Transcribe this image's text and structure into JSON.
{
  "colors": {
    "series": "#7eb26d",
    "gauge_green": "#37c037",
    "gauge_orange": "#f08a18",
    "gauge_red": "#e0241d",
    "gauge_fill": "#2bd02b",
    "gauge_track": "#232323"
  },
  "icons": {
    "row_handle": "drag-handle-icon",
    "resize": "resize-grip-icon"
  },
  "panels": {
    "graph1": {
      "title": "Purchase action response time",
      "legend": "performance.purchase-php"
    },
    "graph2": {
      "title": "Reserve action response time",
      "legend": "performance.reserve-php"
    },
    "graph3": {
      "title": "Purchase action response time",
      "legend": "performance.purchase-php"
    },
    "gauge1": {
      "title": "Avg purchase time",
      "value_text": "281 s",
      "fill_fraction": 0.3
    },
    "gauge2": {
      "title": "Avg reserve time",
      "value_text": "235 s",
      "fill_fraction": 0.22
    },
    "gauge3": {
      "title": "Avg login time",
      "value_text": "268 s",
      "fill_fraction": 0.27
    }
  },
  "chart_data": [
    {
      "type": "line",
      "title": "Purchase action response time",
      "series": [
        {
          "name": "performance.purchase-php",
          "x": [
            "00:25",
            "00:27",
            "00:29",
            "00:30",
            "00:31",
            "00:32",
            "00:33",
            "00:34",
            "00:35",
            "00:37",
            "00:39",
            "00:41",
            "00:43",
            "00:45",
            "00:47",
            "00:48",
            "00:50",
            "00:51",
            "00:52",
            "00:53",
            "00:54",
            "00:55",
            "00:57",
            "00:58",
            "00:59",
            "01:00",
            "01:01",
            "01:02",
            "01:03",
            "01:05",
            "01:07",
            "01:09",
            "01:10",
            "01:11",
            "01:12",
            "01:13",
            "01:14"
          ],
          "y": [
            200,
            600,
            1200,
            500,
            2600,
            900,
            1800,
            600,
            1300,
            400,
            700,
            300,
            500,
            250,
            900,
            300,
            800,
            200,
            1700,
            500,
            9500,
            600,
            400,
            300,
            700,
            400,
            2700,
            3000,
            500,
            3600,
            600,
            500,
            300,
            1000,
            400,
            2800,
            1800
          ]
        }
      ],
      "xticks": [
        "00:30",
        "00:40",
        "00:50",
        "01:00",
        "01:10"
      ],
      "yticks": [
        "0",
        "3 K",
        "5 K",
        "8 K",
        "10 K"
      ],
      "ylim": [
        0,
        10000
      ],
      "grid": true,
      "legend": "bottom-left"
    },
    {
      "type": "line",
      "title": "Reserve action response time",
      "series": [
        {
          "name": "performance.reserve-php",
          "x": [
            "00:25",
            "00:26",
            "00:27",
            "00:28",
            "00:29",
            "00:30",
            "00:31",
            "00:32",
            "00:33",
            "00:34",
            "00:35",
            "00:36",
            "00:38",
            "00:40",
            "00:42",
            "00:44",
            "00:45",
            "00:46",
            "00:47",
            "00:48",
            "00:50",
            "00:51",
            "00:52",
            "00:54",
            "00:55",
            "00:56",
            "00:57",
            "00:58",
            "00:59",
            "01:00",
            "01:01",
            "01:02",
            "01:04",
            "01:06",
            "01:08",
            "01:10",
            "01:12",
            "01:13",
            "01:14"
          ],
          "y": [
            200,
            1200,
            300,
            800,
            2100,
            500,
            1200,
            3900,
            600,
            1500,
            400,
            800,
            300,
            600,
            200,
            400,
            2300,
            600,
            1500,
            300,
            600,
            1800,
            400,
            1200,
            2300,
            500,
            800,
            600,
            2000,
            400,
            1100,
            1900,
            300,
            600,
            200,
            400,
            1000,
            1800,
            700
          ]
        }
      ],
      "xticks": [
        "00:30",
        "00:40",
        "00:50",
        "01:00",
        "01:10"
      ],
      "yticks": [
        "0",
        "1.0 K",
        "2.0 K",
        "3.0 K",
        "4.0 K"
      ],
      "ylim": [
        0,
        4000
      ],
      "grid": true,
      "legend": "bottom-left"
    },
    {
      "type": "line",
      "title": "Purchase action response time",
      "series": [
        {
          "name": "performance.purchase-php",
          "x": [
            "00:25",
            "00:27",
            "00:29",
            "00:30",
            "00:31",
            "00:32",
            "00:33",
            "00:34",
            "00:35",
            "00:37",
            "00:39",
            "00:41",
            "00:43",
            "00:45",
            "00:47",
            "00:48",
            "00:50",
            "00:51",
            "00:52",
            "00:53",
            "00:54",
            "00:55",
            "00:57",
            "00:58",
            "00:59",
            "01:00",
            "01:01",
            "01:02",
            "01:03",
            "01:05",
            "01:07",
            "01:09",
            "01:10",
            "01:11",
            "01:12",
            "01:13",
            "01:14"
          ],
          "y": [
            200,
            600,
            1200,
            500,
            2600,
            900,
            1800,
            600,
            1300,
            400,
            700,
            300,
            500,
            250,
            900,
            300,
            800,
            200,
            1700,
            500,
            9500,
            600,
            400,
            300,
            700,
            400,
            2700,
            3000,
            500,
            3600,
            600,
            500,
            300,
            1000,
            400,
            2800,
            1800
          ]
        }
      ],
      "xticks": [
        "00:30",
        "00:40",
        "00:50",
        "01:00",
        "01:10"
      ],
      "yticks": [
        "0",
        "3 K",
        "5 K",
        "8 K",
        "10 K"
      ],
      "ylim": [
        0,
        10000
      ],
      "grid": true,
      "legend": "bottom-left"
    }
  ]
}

Job. Set down the entries verbatim, leaving none out.

Written response.
Transcribe this image's text and structure into JSON.
{
  "colors": {
    "series": "#7eb26d",
    "gauge_green": "#37c037",
    "gauge_orange": "#f08a18",
    "gauge_red": "#e0241d",
    "gauge_fill": "#2bd02b",
    "gauge_track": "#232323"
  },
  "icons": {
    "row_handle": "drag-handle-icon",
    "resize": "resize-grip-icon"
  },
  "panels": {
    "graph1": {
      "title": "Purchase action response time",
      "legend": "performance.purchase-php"
    },
    "graph2": {
      "title": "Reserve action response time",
      "legend": "performance.reserve-php"
    },
    "graph3": {
      "title": "Purchase action response time",
      "legend": "performance.purchase-php"
    },
    "gauge1": {
      "title": "Avg purchase time",
      "value_text": "281 s",
      "fill_fraction": 0.3
    },
    "gauge2": {
      "title": "Avg reserve time",
      "value_text": "235 s",
      "fill_fraction": 0.22
    },
    "gauge3": {
      "title": "Avg login time",
      "value_text": "268 s",
      "fill_fraction": 0.27
    }
  },
  "chart_data": [
    {
      "type": "line",
      "title": "Purchase action response time",
      "series": [
        {
          "name": "performance.purchase-php",
          "x": [
            "00:25",
            "00:27",
            "00:29",
            "00:30",
            "00:31",
            "00:32",
            "00:33",
            "00:34",
            "00:35",
            "00:37",
            "00:39",
            "00:41",
            "00:43",
            "00:45",
            "00:47",
            "00:48",
            "00:50",
            "00:51",
            "00:52",
            "00:53",
            "00:54",
            "00:55",
            "00:57",
            "00:58",
            "00:59",
            "01:00",
            "01:01",
            "01:02",
            "01:03",
            "01:05",
            "01:07",
            "01:09",
            "01:10",
            "01:11",
            "01:12",
            "01:13",
            "01:14"
          ],
          "y": [
            200,
            600,
            1200,
            500,
            2600,
            900,
            1800,
            600,
            1300,
            400,
            700,
            300,
            500,
            250,
            900,
            300,
            800,
            200,
            1700,
            500,
            9500,
            600,
            400,
            300,
            700,
            400,
            2700,
            3000,
            500,
            3600,
            600,
            500,
            300,
            1000,
            400,
            2800,
            1800
          ]
        }
      ],
      "xticks": [
        "00:30",
        "00:40",
        "00:50",
        "01:00",
        "01:10"
      ],
      "yticks": [
        "0",
        "3 K",
        "5 K",
        "8 K",
        "10 K"
      ],
      "ylim": [
        0,
        10000
      ],
      "grid": true,
      "legend": "bottom-left"
    },
    {
      "type": "line",
      "title": "Reserve action response time",
      "series": [
        {
          "name": "performance.reserve-php",
          "x": [
            "00:25",
            "00:26",
            "00:27",
            "00:28",
            "00:29",
            "00:30",
            "00:31",
            "00:32",
            "00:33",
            "00:34",
            "00:35",
            "00:36",
            "00:38",
            "00:40",
            "00:42",
            "00:44",
            "00:45",
            "00:46",
            "00:47",
            "00:48",
            "00:50",
            "00:51",
            "00:52",
            "00:54",
            "00:55",
            "00:56",
            "00:57",
            "00:58",
            "00:59",
            "01:00",
            "01:01",
            "01:02",
            "01:04",
            "01:06",
            "01:08",
            "01:10",
            "01:12",
            "01:13",
            "01:14"
          ],
          "y": [
            200,
            1200,
            300,
            800,
            2100,
            500,
            1200,
            3900,
            600,
            1500,
            400,
            800,
            300,
            600,
            200,
            400,
            2300,
            600,
            1500,
            300,
            600,
            1800,
            400,
            1200,
            2300,
            500,
            800,
            600,
            2000,
            400,
            1100,
            1900,
            300,
            600,
            200,
            400,
            1000,
            1800,
            700
          ]
        }
      ],
      "xticks": [
        "00:30",
        "00:40",
        "00:50",
        "01:00",
        "01:10"
      ],
      "yticks": [
        "0",
        "1.0 K",
        "2.0 K",
        "3.0 K",
        "4.0 K"
      ],
      "ylim": [
        0,
        4000
      ],
      "grid": true,
      "legend": "bottom-left"
    },
    {
      "type": "line",
      "title": "Purchase action response time",
      "series": [
        {
          "name": "performance.purchase-php",
          "x": [
            "00:25",
            "00:27",
            "00:29",
            "00:30",
            "00:31",
            "00:32",
            "00:33",
            "00:34",
            "00:35",
            "00:37",
            "00:39",
            "00:41",
            "00:43",
            "00:45",
            "00:47",
            "00:48",
            "00:50",
            "00:51",
            "00:52",
            "00:53",
            "00:54",
            "00:55",
            "00:57",
            "00:58",
            "00:59",
            "01:00",
            "01:01",
            "01:02",
            "01:03",
            "01:05",
            "01:07",
            "01:09",
            "01:10",
            "01:11",
            "01:12",
            "01:13",
            "01:14"
          ],
          "y": [
            200,
            600,
            1200,
            500,
            2600,
            900,
            1800,
            600,
            1300,
            400,
            700,
            300,
            500,
            250,
            900,
            300,
            800,
            200,
            1700,
            500,
            9500,
            600,
            400,
            300,
            700,
            400,
            2700,
            3000,
            500,
            3600,
            600,
            500,
            300,
            1000,
            400,
            2800,
            1800
          ]
        }
      ],
      "xticks": [
        "00:30",
        "00:40",
        "00:50",
        "01:00",
        "01:10"
      ],
      "yticks": [
        "0",
        "3 K",
        "5 K",
        "8 K",
        "10 K"
      ],
      "ylim": [
        0,
        10000
      ],
      "grid": true,
      "legend": "bottom-left"
    }
  ]
}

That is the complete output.